Directive »
With the pictures omitted, write out the entries that follow exactly as they stand.

(Dataset items)
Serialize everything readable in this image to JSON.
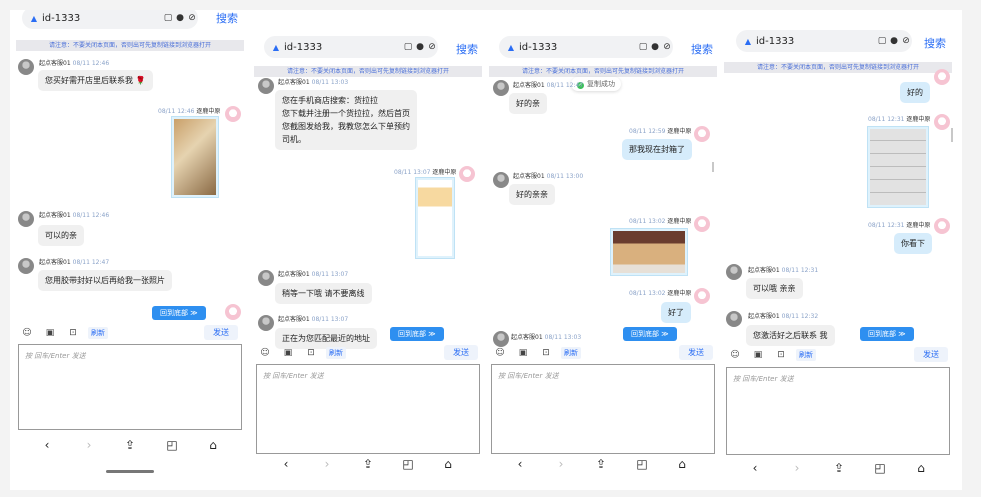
{
  "common": {
    "url": "id-1333",
    "search_label": "搜索",
    "notice": "请注意：不要关闭本页面，否则出可先复制链接到浏览器打开",
    "notice_short": "请注意：不要关闭本页面，否则出可先复制链接到浏览器打开",
    "agent_name": "起点客服01",
    "customer_name": "逐鹿中原",
    "scroll_bottom": "回到底部 ≫",
    "refresh": "刷新",
    "send": "发送",
    "input_placeholder": "按 回车/Enter 发送",
    "icons": [
      "emoji-icon",
      "image-icon",
      "file-icon"
    ],
    "nav_icons": [
      "back-icon",
      "forward-icon",
      "share-icon",
      "tabs-icon",
      "home-icon"
    ],
    "colors": {
      "accent": "#2a6df4",
      "scroll_button": "#2e8ff0",
      "agent_bubble": "#f0f0f0",
      "customer_bubble": "#d6ecfb"
    }
  },
  "phone1": {
    "m1": {
      "time": "08/11 12:46",
      "text": "您买好需开店里后联系我 🌹"
    },
    "m2": {
      "time": "08/11 12:46"
    },
    "m3": {
      "time": "08/11 12:46",
      "text": "可以的亲"
    },
    "m4": {
      "time": "08/11 12:47",
      "text": "您用胶带封好以后再给我一张照片"
    }
  },
  "phone2": {
    "m1": {
      "time": "08/11 13:03",
      "line1": "您在手机商店搜索：货拉拉",
      "line2": "您下载并注册一个货拉拉，然后首页",
      "line3": "您截图发给我，我教您怎么下单预约",
      "line4": "司机。"
    },
    "m2": {
      "time": "08/11 13:07"
    },
    "m3": {
      "time": "08/11 13:07",
      "text": "稍等一下哦 请不要离线"
    },
    "m4": {
      "time": "08/11 13:07",
      "text": "正在为您匹配最近的地址"
    }
  },
  "phone3": {
    "toast": "复制成功",
    "m1": {
      "time": "08/11 12:47",
      "text": "好的亲"
    },
    "m2": {
      "time": "08/11 12:59",
      "text": "那我现在封箱了"
    },
    "m3": {
      "time": "08/11 13:00",
      "text": "好的亲亲"
    },
    "m4": {
      "time": "08/11 13:02"
    },
    "m5": {
      "time": "08/11 13:02",
      "text": "好了"
    },
    "m6": {
      "time": "08/11 13:03"
    }
  },
  "phone4": {
    "m1": {
      "text": "好的"
    },
    "m2": {
      "time": "08/11 12:31"
    },
    "m3": {
      "time": "08/11 12:31",
      "text": "你看下"
    },
    "m4": {
      "time": "08/11 12:31",
      "text": "可以哦 亲亲"
    },
    "m5": {
      "time": "08/11 12:32",
      "text": "您激活好之后联系 我"
    }
  }
}
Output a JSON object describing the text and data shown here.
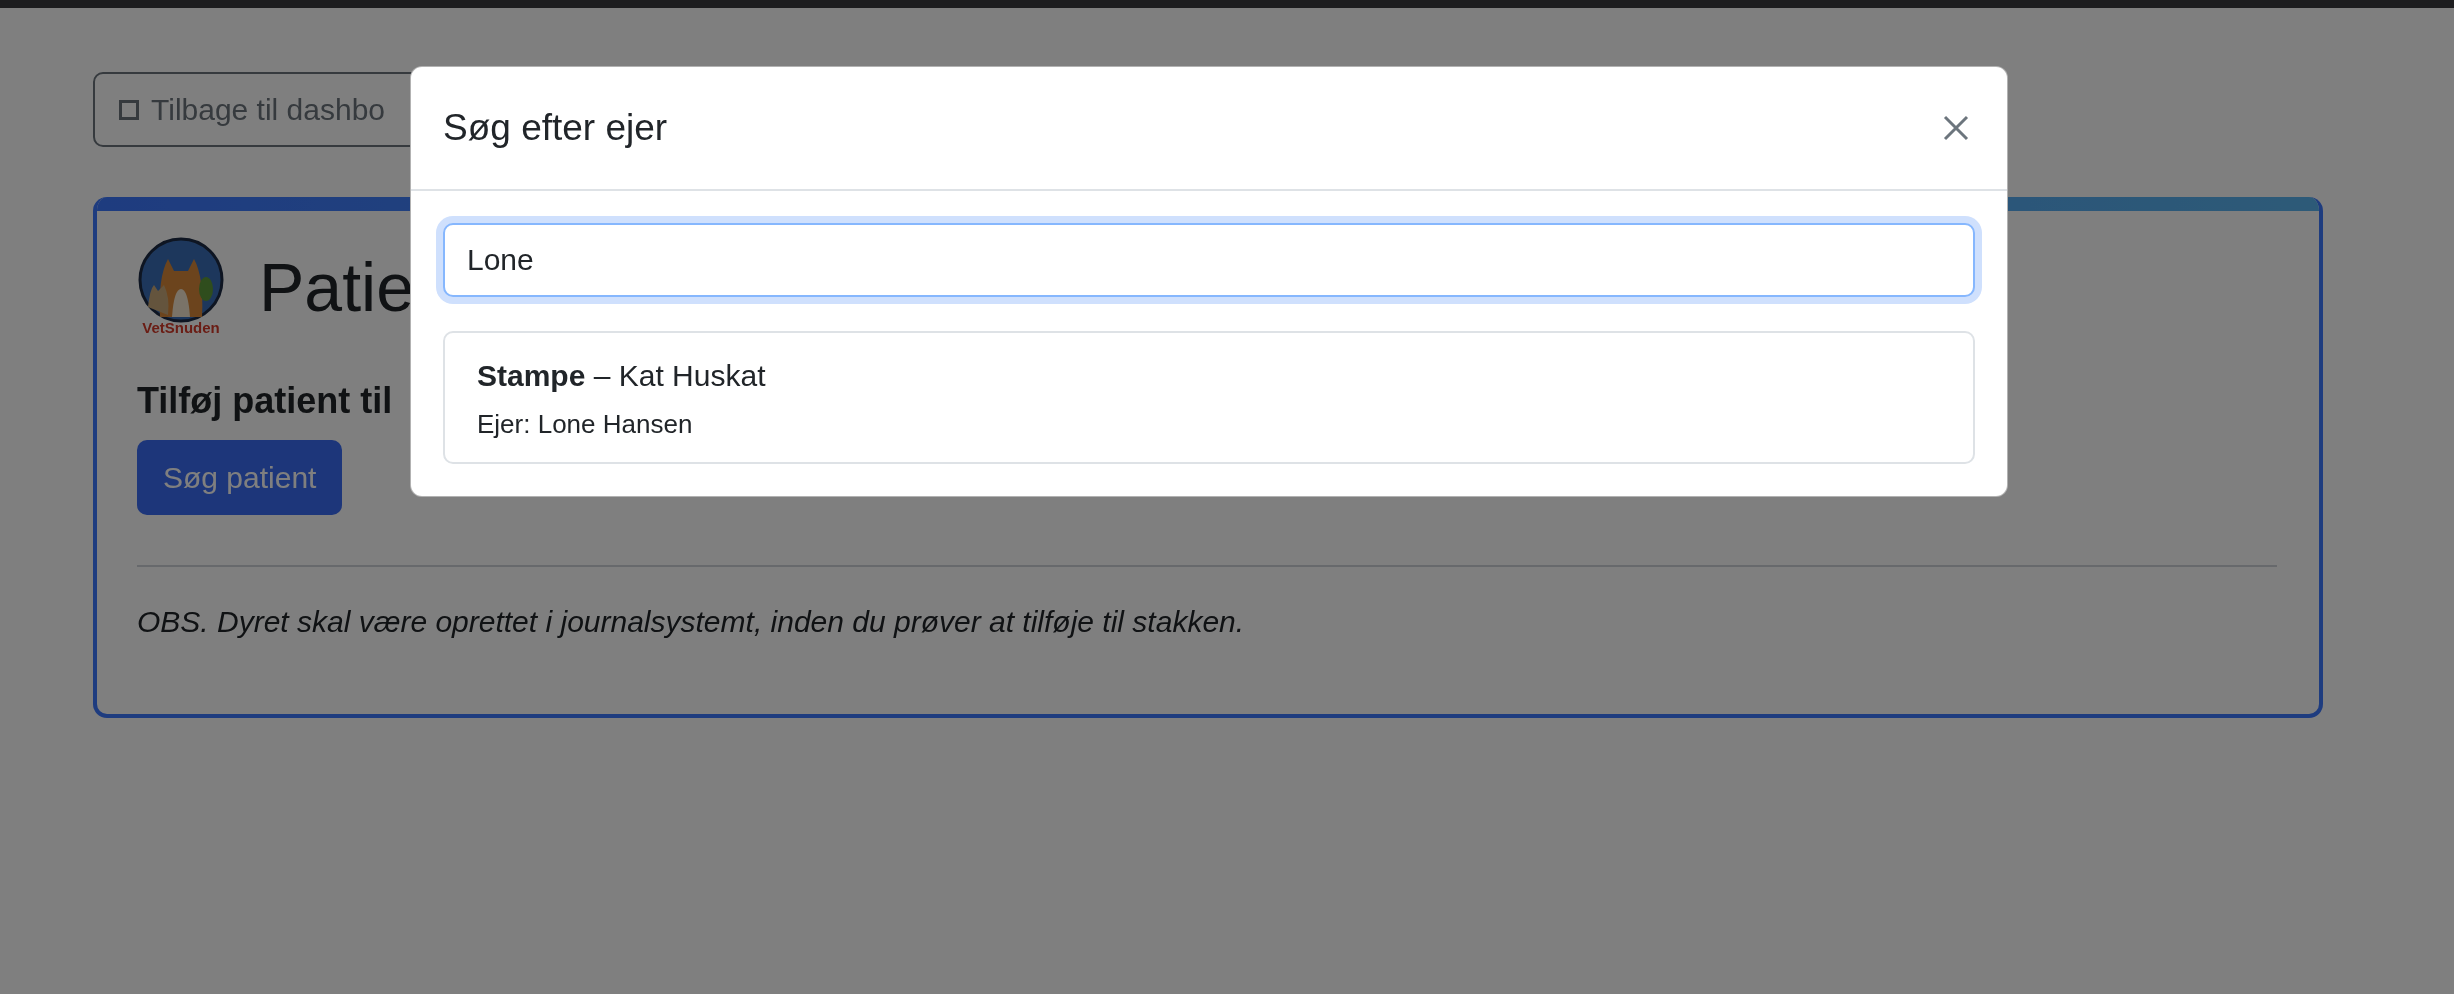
{
  "back_button": {
    "label": "Tilbage til dashbo"
  },
  "card": {
    "logo_text": "VetSnuden",
    "title": "Patie",
    "subtitle": "Tilføj patient til",
    "search_button": "Søg patient",
    "note": "OBS. Dyret skal være oprettet i journalsystemt, inden du prøver at tilføje til stakken."
  },
  "modal": {
    "title": "Søg efter ejer",
    "search": {
      "value": "Lone"
    },
    "results": [
      {
        "title": "**Stampe** – Kat Huskat",
        "owner": "Ejer: Lone Hansen"
      }
    ]
  }
}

Result for this exercise »
Serialize everything readable in this image to JSON.
{
  "common": {
    "url": "id-1333",
    "search_label": "搜索",
    "notice": "请注意：不要关闭本页面，否则出可先复制链接到浏览器打开",
    "notice_short": "请注意：不要关闭本页面，否则出可先复制链接到浏览器打开",
    "agent_name": "起点客服01",
    "customer_name": "逐鹿中原",
    "scroll_bottom": "回到底部 ≫",
    "refresh": "刷新",
    "send": "发送",
    "input_placeholder": "按 回车/Enter 发送",
    "icons": [
      "emoji-icon",
      "image-icon",
      "file-icon"
    ],
    "nav_icons": [
      "back-icon",
      "forward-icon",
      "share-icon",
      "tabs-icon",
      "home-icon"
    ],
    "colors": {
      "accent": "#2a6df4",
      "scroll_button": "#2e8ff0",
      "agent_bubble": "#f0f0f0",
      "customer_bubble": "#d6ecfb"
    }
  },
  "phone1": {
    "m1": {
      "time": "08/11 12:46",
      "text": "您买好需开店里后联系我 🌹"
    },
    "m2": {
      "time": "08/11 12:46"
    },
    "m3": {
      "time": "08/11 12:46",
      "text": "可以的亲"
    },
    "m4": {
      "time": "08/11 12:47",
      "text": "您用胶带封好以后再给我一张照片"
    }
  },
  "phone2": {
    "m1": {
      "time": "08/11 13:03",
      "line1": "您在手机商店搜索：货拉拉",
      "line2": "您下载并注册一个货拉拉，然后首页",
      "line3": "您截图发给我，我教您怎么下单预约",
      "line4": "司机。"
    },
    "m2": {
      "time": "08/11 13:07"
    },
    "m3": {
      "time": "08/11 13:07",
      "text": "稍等一下哦 请不要离线"
    },
    "m4": {
      "time": "08/11 13:07",
      "text": "正在为您匹配最近的地址"
    }
  },
  "phone3": {
    "toast": "复制成功",
    "m1": {
      "time": "08/11 12:47",
      "text": "好的亲"
    },
    "m2": {
      "time": "08/11 12:59",
      "text": "那我现在封箱了"
    },
    "m3": {
      "time": "08/11 13:00",
      "text": "好的亲亲"
    },
    "m4": {
      "time": "08/11 13:02"
    },
    "m5": {
      "time": "08/11 13:02",
      "text": "好了"
    },
    "m6": {
      "time": "08/11 13:03"
    }
  },
  "phone4": {
    "m1": {
      "text": "好的"
    },
    "m2": {
      "time": "08/11 12:31"
    },
    "m3": {
      "time": "08/11 12:31",
      "text": "你看下"
    },
    "m4": {
      "time": "08/11 12:31",
      "text": "可以哦 亲亲"
    },
    "m5": {
      "time": "08/11 12:32",
      "text": "您激活好之后联系 我"
    }
  }
}
Output a JSON object describing the text and data shown here.
{
  "back_button": {
    "label": "Tilbage til dashbo"
  },
  "card": {
    "logo_text": "VetSnuden",
    "title": "Patie",
    "subtitle": "Tilføj patient til",
    "search_button": "Søg patient",
    "note": "OBS. Dyret skal være oprettet i journalsystemt, inden du prøver at tilføje til stakken."
  },
  "modal": {
    "title": "Søg efter ejer",
    "search": {
      "value": "Lone"
    },
    "results": [
      {
        "title": "**Stampe** – Kat Huskat",
        "owner": "Ejer: Lone Hansen"
      }
    ]
  }
}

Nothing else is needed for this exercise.